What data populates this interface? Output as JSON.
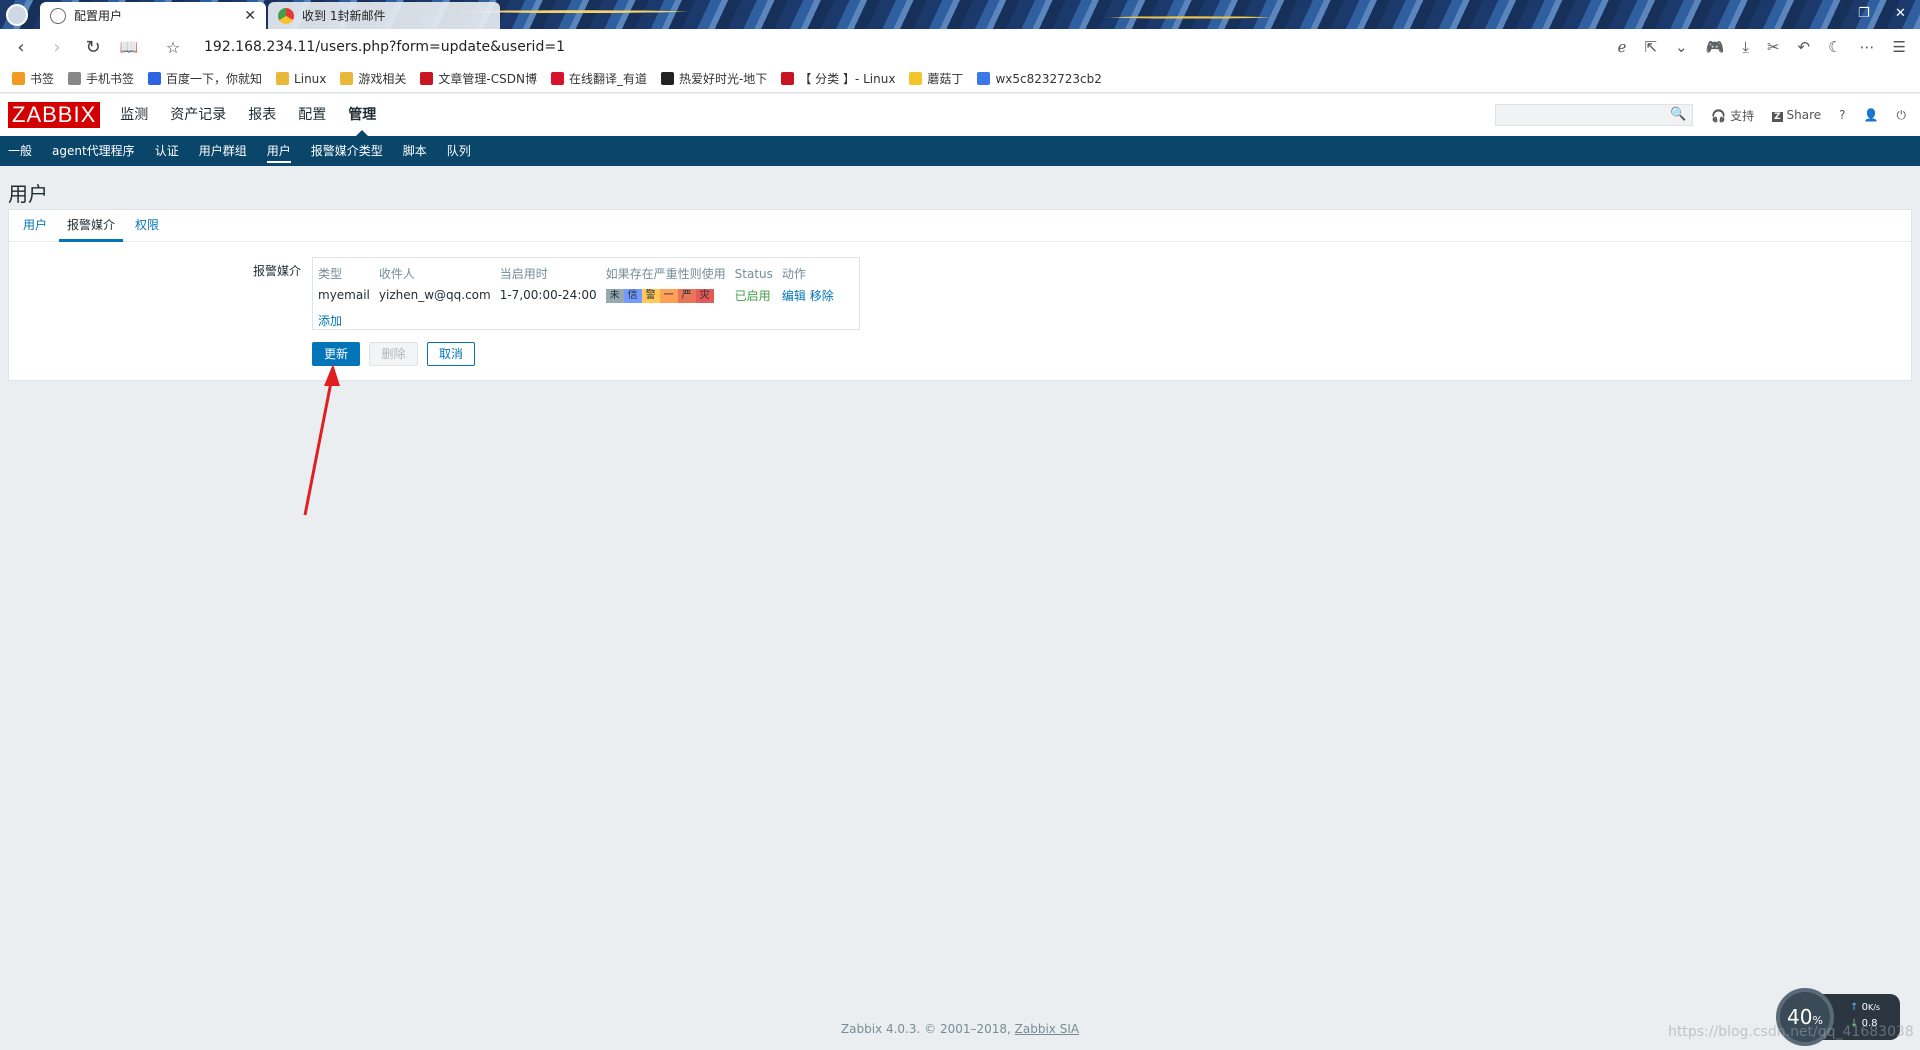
{
  "browser": {
    "tabs": [
      {
        "title": "配置用户",
        "active": true
      },
      {
        "title": "收到 1封新邮件",
        "active": false
      }
    ],
    "url": "192.168.234.11/users.php?form=update&userid=1",
    "bookmarks": [
      {
        "label": "书签",
        "icon": "star-icon",
        "color": "#f29b1f"
      },
      {
        "label": "手机书签",
        "icon": "phone-icon",
        "color": "#888888"
      },
      {
        "label": "百度一下，你就知",
        "icon": "baidu-icon",
        "color": "#2d64e1"
      },
      {
        "label": "Linux",
        "icon": "folder-icon",
        "color": "#e8b83b"
      },
      {
        "label": "游戏相关",
        "icon": "folder-icon",
        "color": "#e8b83b"
      },
      {
        "label": "文章管理-CSDN博",
        "icon": "csdn-icon",
        "color": "#c7161f"
      },
      {
        "label": "在线翻译_有道",
        "icon": "youdao-icon",
        "color": "#d8112a"
      },
      {
        "label": "热爱好时光-地下",
        "icon": "tiger-icon",
        "color": "#222222"
      },
      {
        "label": "【 分类 】- Linux",
        "icon": "csdn-icon",
        "color": "#c7161f"
      },
      {
        "label": "蘑菇丁",
        "icon": "mogu-icon",
        "color": "#f3c52a"
      },
      {
        "label": "wx5c8232723cb2",
        "icon": "blog-icon",
        "color": "#3b78e7"
      }
    ]
  },
  "zabbix": {
    "logo": "ZABBIX",
    "main_menu": [
      "监测",
      "资产记录",
      "报表",
      "配置",
      "管理"
    ],
    "main_menu_selected": "管理",
    "top_right": {
      "support": "支持",
      "share": "Share",
      "help": "?"
    },
    "sub_menu": [
      "一般",
      "agent代理程序",
      "认证",
      "用户群组",
      "用户",
      "报警媒介类型",
      "脚本",
      "队列"
    ],
    "sub_menu_selected": "用户"
  },
  "page": {
    "title": "用户",
    "tabs": [
      "用户",
      "报警媒介",
      "权限"
    ],
    "tab_selected": "报警媒介",
    "form_label": "报警媒介",
    "media_table": {
      "headers": [
        "类型",
        "收件人",
        "当启用时",
        "如果存在严重性则使用",
        "Status",
        "动作"
      ],
      "rows": [
        {
          "type": "myemail",
          "recipient": "yizhen_w@qq.com",
          "when_active": "1-7,00:00-24:00",
          "severities": [
            {
              "label": "未",
              "color": "#97aab3"
            },
            {
              "label": "信",
              "color": "#7499ff"
            },
            {
              "label": "警",
              "color": "#ffc859"
            },
            {
              "label": "一",
              "color": "#ffa059"
            },
            {
              "label": "严",
              "color": "#e97659"
            },
            {
              "label": "灾",
              "color": "#e45959"
            }
          ],
          "status": "已启用",
          "action_edit": "编辑",
          "action_remove": "移除"
        }
      ],
      "add_label": "添加"
    },
    "buttons": {
      "update": "更新",
      "delete": "删除",
      "cancel": "取消"
    }
  },
  "footer": {
    "text": "Zabbix 4.0.3. © 2001–2018, ",
    "link": "Zabbix SIA"
  },
  "net_widget": {
    "percent": "40",
    "percent_unit": "%",
    "up": "0",
    "up_unit": "K/s",
    "down": "0.8"
  },
  "watermark": "https://blog.csdn.net/qq_41683038"
}
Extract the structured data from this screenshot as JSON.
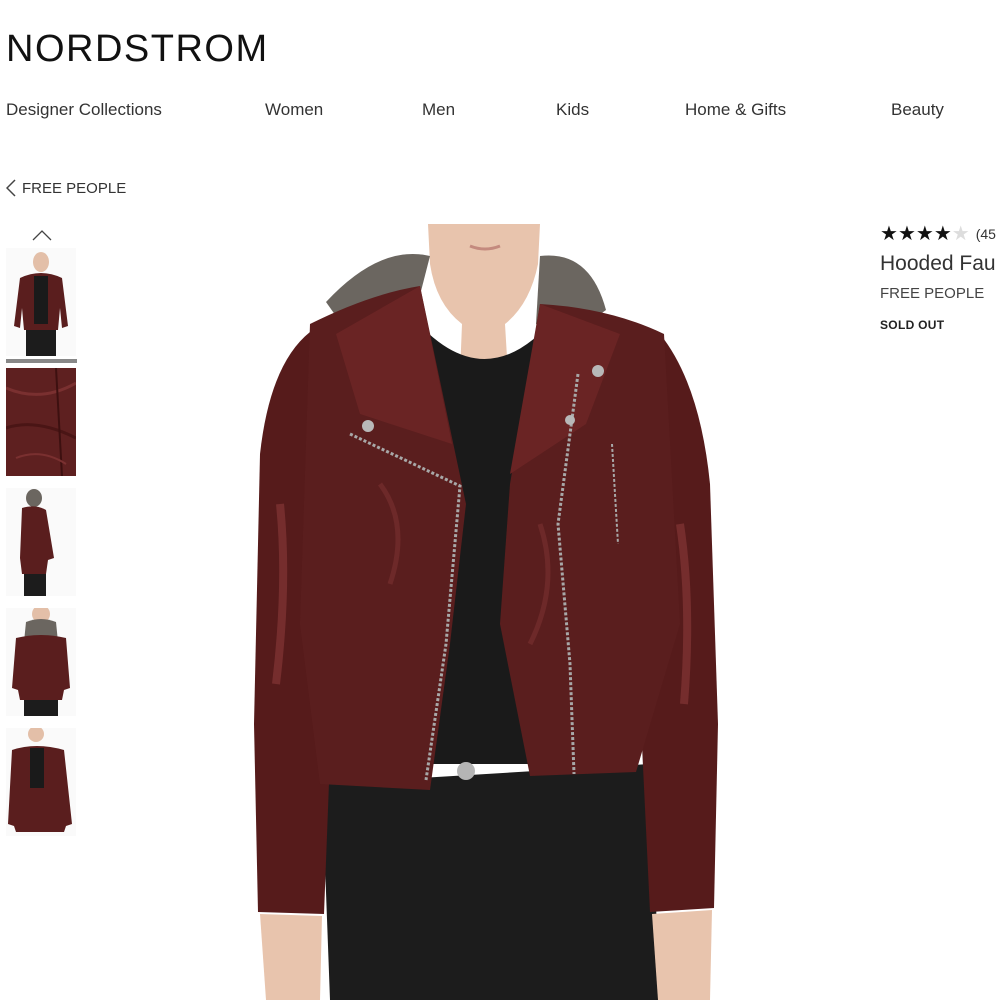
{
  "header": {
    "logo": "NORDSTROM",
    "nav": [
      {
        "label": "Designer Collections"
      },
      {
        "label": "Women"
      },
      {
        "label": "Men"
      },
      {
        "label": "Kids"
      },
      {
        "label": "Home & Gifts"
      },
      {
        "label": "Beauty"
      }
    ]
  },
  "breadcrumb": {
    "label": "FREE PEOPLE"
  },
  "gallery": {
    "thumbnails": [
      {
        "name": "front-view"
      },
      {
        "name": "leather-detail"
      },
      {
        "name": "side-view"
      },
      {
        "name": "hood-view"
      },
      {
        "name": "angle-view"
      }
    ],
    "selected_index": 0
  },
  "product": {
    "rating": 4,
    "rating_max": 5,
    "review_count": "(45",
    "title": "Hooded Fau",
    "brand": "FREE PEOPLE",
    "status": "SOLD OUT"
  },
  "colors": {
    "jacket": "#5a1e1e",
    "jacket_highlight": "#8a3a3a",
    "hood": "#6b6660",
    "shirt": "#1a1a1a",
    "jeans": "#1c1c1c",
    "skin": "#e8c4ad"
  }
}
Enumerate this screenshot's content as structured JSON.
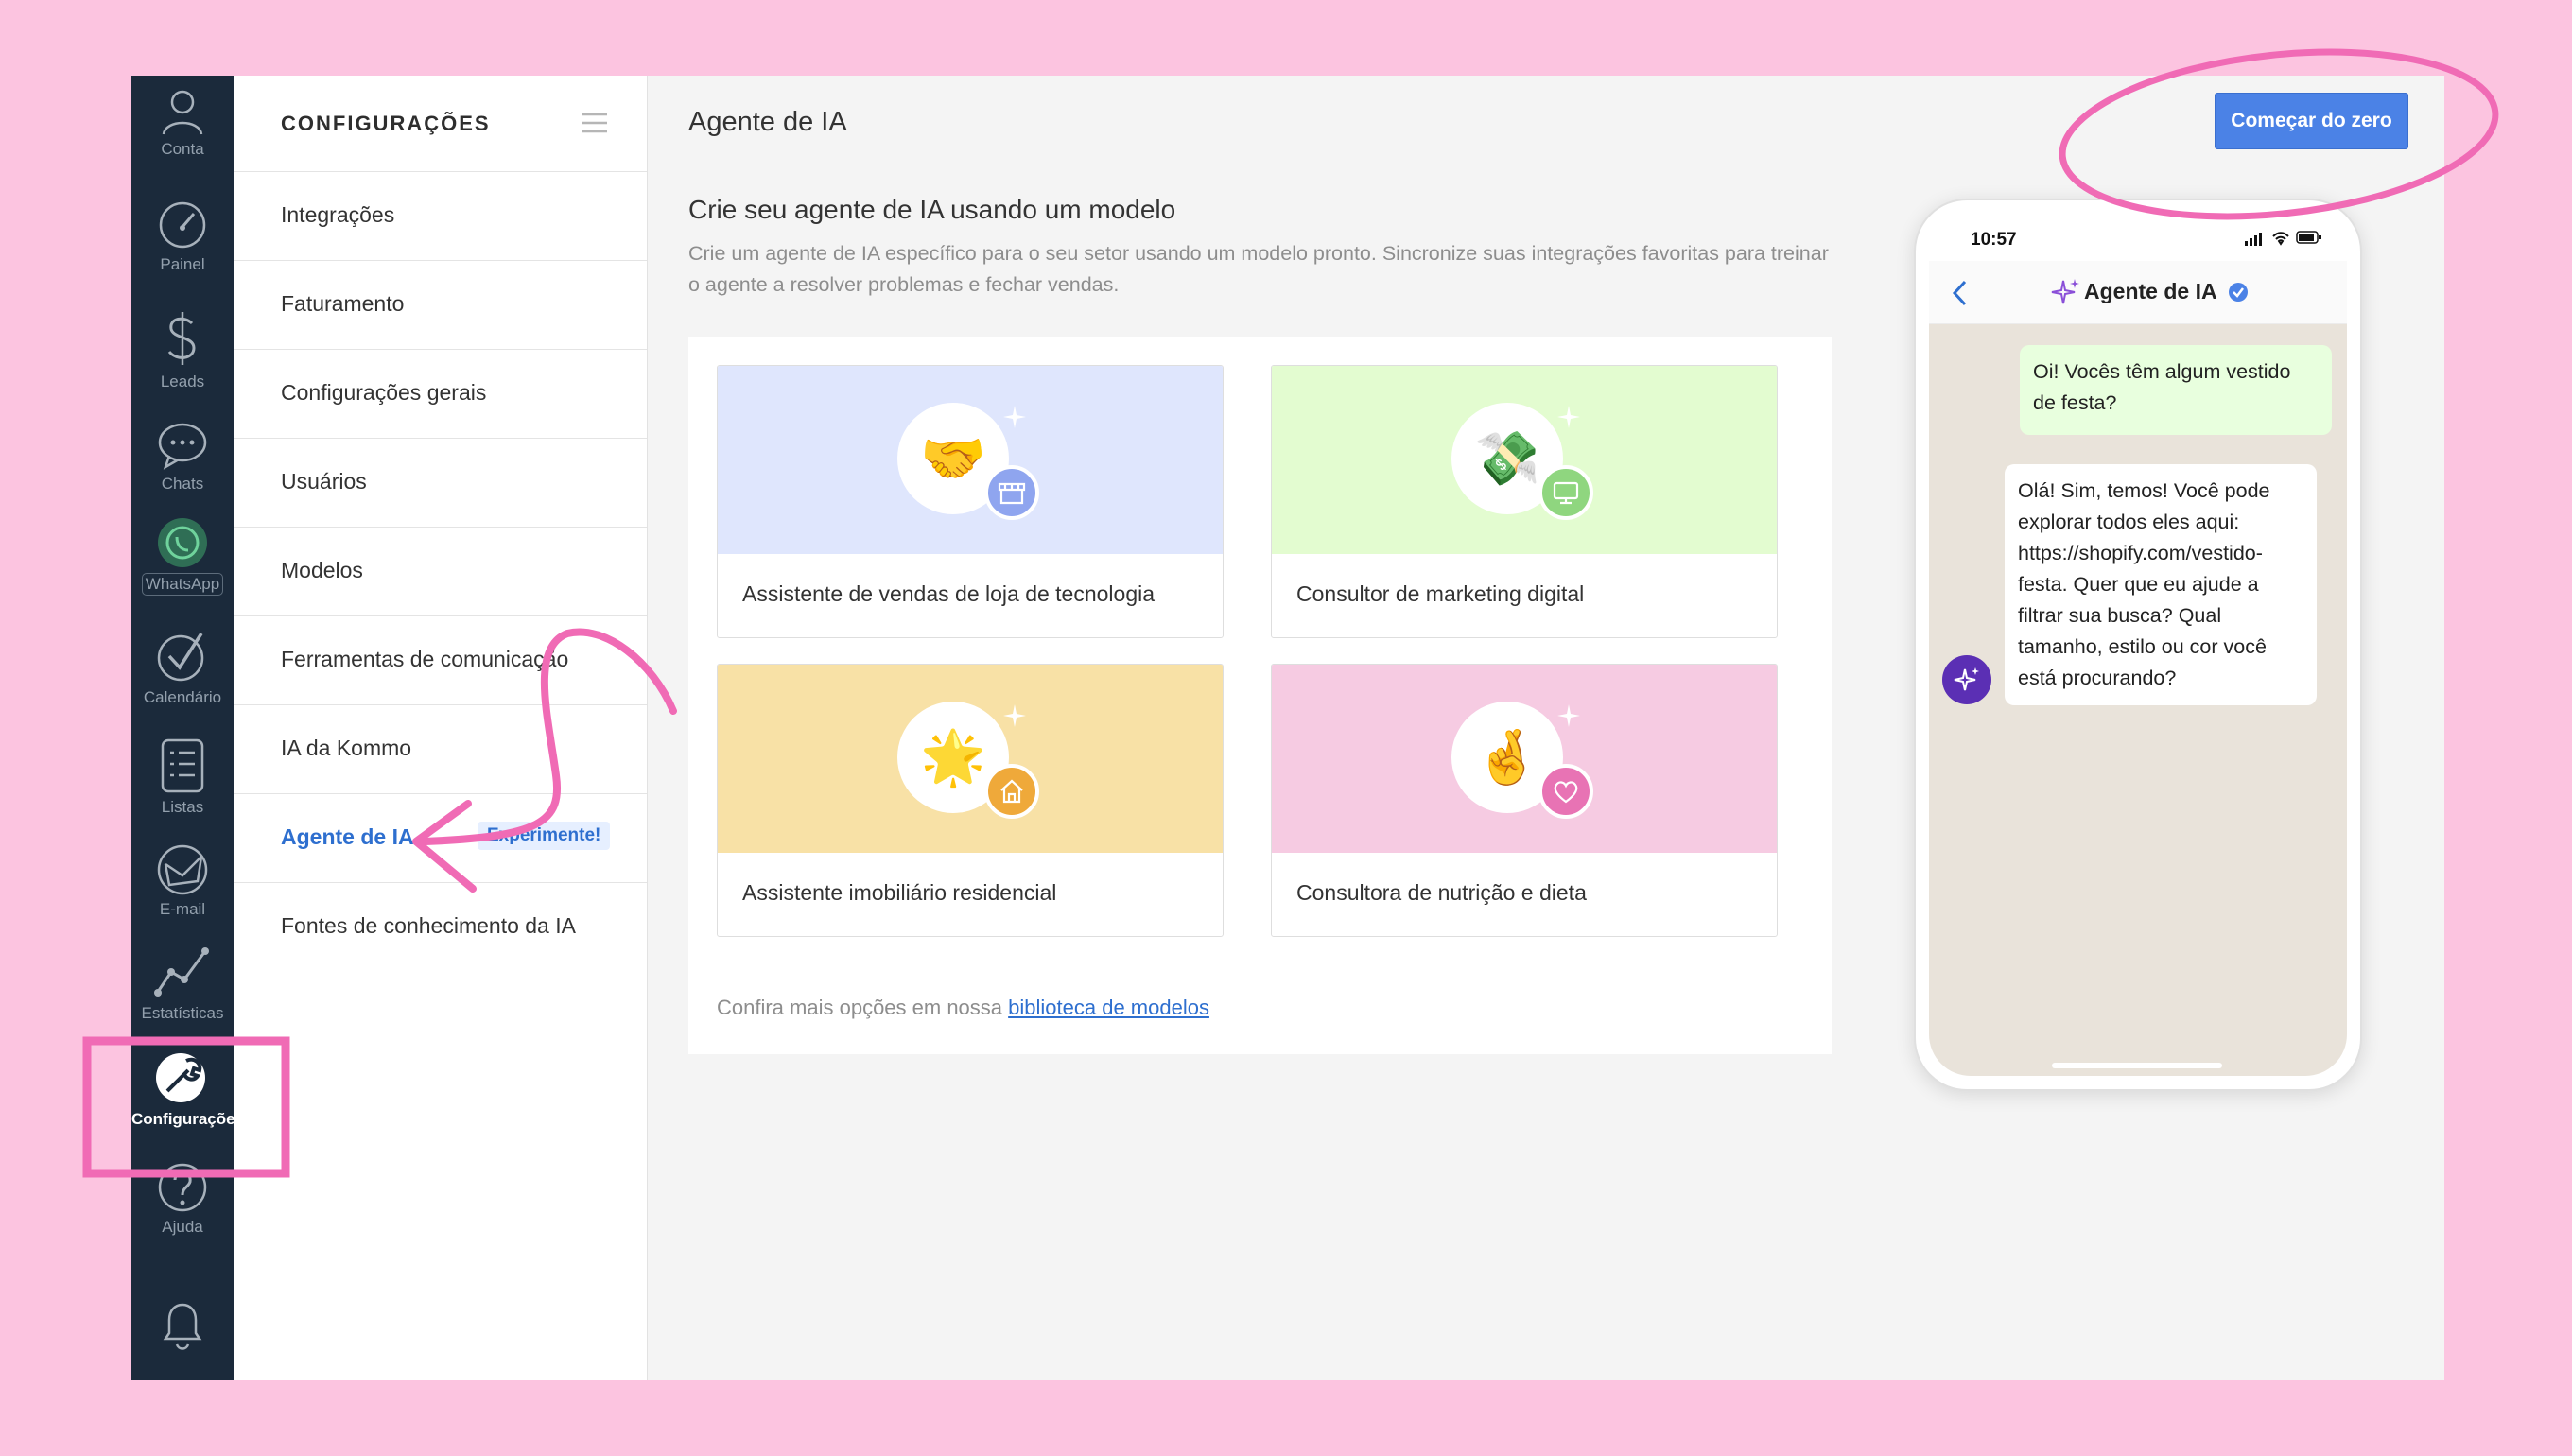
{
  "sidebar": {
    "items": [
      {
        "label": "Conta",
        "icon": "user-icon"
      },
      {
        "label": "Painel",
        "icon": "speedometer-icon"
      },
      {
        "label": "Leads",
        "icon": "dollar-icon"
      },
      {
        "label": "Chats",
        "icon": "chat-icon"
      },
      {
        "label": "WhatsApp",
        "icon": "whatsapp-icon"
      },
      {
        "label": "Calendário",
        "icon": "checkmark-icon"
      },
      {
        "label": "Listas",
        "icon": "list-icon"
      },
      {
        "label": "E-mail",
        "icon": "mail-icon"
      },
      {
        "label": "Estatísticas",
        "icon": "stats-icon"
      },
      {
        "label": "Configurações",
        "icon": "wrench-icon",
        "active": true
      },
      {
        "label": "Ajuda",
        "icon": "help-icon"
      },
      {
        "label": "",
        "icon": "bell-icon"
      }
    ]
  },
  "menu": {
    "title": "CONFIGURAÇÕES",
    "items": [
      {
        "label": "Integrações"
      },
      {
        "label": "Faturamento"
      },
      {
        "label": "Configurações gerais"
      },
      {
        "label": "Usuários"
      },
      {
        "label": "Modelos"
      },
      {
        "label": "Ferramentas de comunicação"
      },
      {
        "label": "IA da Kommo"
      },
      {
        "label": "Agente de IA",
        "badge": "Experimente!",
        "active": true
      },
      {
        "label": "Fontes de conhecimento da IA"
      }
    ]
  },
  "main": {
    "title": "Agente de IA",
    "start_button": "Começar do zero",
    "section_title": "Crie seu agente de IA usando um modelo",
    "section_desc": "Crie um agente de IA específico para o seu setor usando um modelo pronto. Sincronize suas integrações favoritas para treinar o agente a resolver problemas e fechar vendas.",
    "cards": [
      {
        "title": "Assistente de vendas de loja de tecnologia",
        "bg": "#dfe6fd",
        "badge_color": "#8fa5ef",
        "emoji": "🤝",
        "badge_icon": "store-icon"
      },
      {
        "title": "Consultor de marketing digital",
        "bg": "#e3fcd0",
        "badge_color": "#8fd67f",
        "emoji": "💸",
        "badge_icon": "monitor-icon"
      },
      {
        "title": "Assistente imobiliário residencial",
        "bg": "#f8e1a6",
        "badge_color": "#efa93a",
        "emoji": "🌟",
        "badge_icon": "house-icon"
      },
      {
        "title": "Consultora de nutrição e dieta",
        "bg": "#f6cbe2",
        "badge_color": "#e873b4",
        "emoji": "🤞",
        "badge_icon": "heart-icon"
      }
    ],
    "more_prefix": "Confira mais opções em nossa ",
    "more_link": "biblioteca de modelos"
  },
  "phone": {
    "time": "10:57",
    "chat_title": "Agente de IA",
    "messages": [
      {
        "from": "user",
        "text": "Oi! Vocês têm algum vestido de festa?"
      },
      {
        "from": "bot",
        "text": "Olá! Sim, temos! Você pode explorar todos eles aqui: https://shopify.com/vestido-festa. Quer que eu ajude a filtrar sua busca? Qual tamanho, estilo ou cor você está procurando?"
      }
    ]
  },
  "colors": {
    "accent": "#4b82e6",
    "rail": "#1b2a3b",
    "annotation": "#f06bb5",
    "page_bg": "#fcc4e0"
  }
}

★ ★ ★ ★

What to do: Extract each line from the entries above that contains the string "text".

Result of the task:
    "text": "Zabbix 4.0.3. © 2001–2018, ",
        "text": "Oi! Vocês têm algum vestido de festa?"
        "text": "Olá! Sim, temos! Você pode explorar todos eles aqui: https://shopify.com/vestido-festa. Quer que eu ajude a filtrar sua busca? Qual tamanho, estilo ou cor você está procurando?"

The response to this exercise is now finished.